Exercise prompt: Reproduce the listing below, replacing "legend-symbol" with "legend-marker" everywhere it occurs and leaving every other character as it is.

[Boxed element entries]
##############################
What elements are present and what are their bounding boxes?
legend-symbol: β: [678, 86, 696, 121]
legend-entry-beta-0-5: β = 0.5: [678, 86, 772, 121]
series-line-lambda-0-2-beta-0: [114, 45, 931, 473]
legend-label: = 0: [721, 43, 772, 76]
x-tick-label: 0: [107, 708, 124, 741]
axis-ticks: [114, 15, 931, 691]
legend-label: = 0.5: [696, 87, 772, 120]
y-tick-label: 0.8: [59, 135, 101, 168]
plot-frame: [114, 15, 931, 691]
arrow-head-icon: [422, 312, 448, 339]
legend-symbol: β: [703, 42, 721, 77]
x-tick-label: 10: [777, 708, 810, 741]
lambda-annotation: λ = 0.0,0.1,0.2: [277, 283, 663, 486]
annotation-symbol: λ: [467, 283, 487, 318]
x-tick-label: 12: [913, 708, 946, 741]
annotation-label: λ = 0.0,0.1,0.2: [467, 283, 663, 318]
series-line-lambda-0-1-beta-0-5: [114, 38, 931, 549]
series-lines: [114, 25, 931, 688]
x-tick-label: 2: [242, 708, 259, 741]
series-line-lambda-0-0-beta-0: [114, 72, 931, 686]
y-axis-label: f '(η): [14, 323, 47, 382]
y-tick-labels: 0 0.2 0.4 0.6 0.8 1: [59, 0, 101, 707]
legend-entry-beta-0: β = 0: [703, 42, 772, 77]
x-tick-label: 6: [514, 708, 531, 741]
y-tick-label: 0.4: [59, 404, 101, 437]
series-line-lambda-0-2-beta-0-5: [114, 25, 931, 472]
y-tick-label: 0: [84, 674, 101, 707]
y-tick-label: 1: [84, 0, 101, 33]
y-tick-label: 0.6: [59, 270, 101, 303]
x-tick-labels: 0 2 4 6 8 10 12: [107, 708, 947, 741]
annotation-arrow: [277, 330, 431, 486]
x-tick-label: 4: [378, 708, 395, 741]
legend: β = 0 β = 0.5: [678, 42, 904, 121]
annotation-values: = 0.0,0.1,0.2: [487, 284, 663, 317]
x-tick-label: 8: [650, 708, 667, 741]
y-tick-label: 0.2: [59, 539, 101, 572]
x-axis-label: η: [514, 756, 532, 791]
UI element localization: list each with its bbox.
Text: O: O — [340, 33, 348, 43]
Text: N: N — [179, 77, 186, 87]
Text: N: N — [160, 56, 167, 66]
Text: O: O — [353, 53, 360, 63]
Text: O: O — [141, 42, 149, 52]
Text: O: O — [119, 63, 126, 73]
##############################
Task solution:
What elements are present and what are their bounding boxes?
legend-marker: β: [678, 86, 696, 121]
legend-entry-beta-0-5: β = 0.5: [678, 86, 772, 121]
series-line-lambda-0-2-beta-0: [114, 45, 931, 473]
legend-label: = 0: [721, 43, 772, 76]
x-tick-label: 0: [107, 708, 124, 741]
axis-ticks: [114, 15, 931, 691]
legend-label: = 0.5: [696, 87, 772, 120]
y-tick-label: 0.8: [59, 135, 101, 168]
plot-frame: [114, 15, 931, 691]
arrow-head-icon: [422, 312, 448, 339]
legend-marker: β: [703, 42, 721, 77]
x-tick-label: 10: [777, 708, 810, 741]
lambda-annotation: λ = 0.0,0.1,0.2: [277, 283, 663, 486]
annotation-symbol: λ: [467, 283, 487, 318]
x-tick-label: 12: [913, 708, 946, 741]
annotation-label: λ = 0.0,0.1,0.2: [467, 283, 663, 318]
series-line-lambda-0-1-beta-0-5: [114, 38, 931, 549]
series-lines: [114, 25, 931, 688]
x-tick-label: 2: [242, 708, 259, 741]
series-line-lambda-0-0-beta-0: [114, 72, 931, 686]
y-axis-label: f '(η): [14, 323, 47, 382]
y-tick-labels: 0 0.2 0.4 0.6 0.8 1: [59, 0, 101, 707]
legend-entry-beta-0: β = 0: [703, 42, 772, 77]
x-tick-label: 6: [514, 708, 531, 741]
y-tick-label: 0.4: [59, 404, 101, 437]
series-line-lambda-0-2-beta-0-5: [114, 25, 931, 472]
y-tick-label: 0: [84, 674, 101, 707]
y-tick-label: 1: [84, 0, 101, 33]
y-tick-label: 0.6: [59, 270, 101, 303]
x-tick-labels: 0 2 4 6 8 10 12: [107, 708, 947, 741]
annotation-arrow: [277, 330, 431, 486]
x-tick-label: 4: [378, 708, 395, 741]
legend: β = 0 β = 0.5: [678, 42, 904, 121]
annotation-values: = 0.0,0.1,0.2: [487, 284, 663, 317]
x-tick-label: 8: [650, 708, 667, 741]
y-tick-label: 0.2: [59, 539, 101, 572]
x-axis-label: η: [514, 756, 532, 791]
UI element localization: list each with its bbox.
Text: O: O — [340, 33, 348, 43]
Text: N: N — [179, 77, 186, 87]
Text: N: N — [160, 56, 167, 66]
Text: O: O — [353, 53, 360, 63]
Text: O: O — [141, 42, 149, 52]
Text: O: O — [119, 63, 126, 73]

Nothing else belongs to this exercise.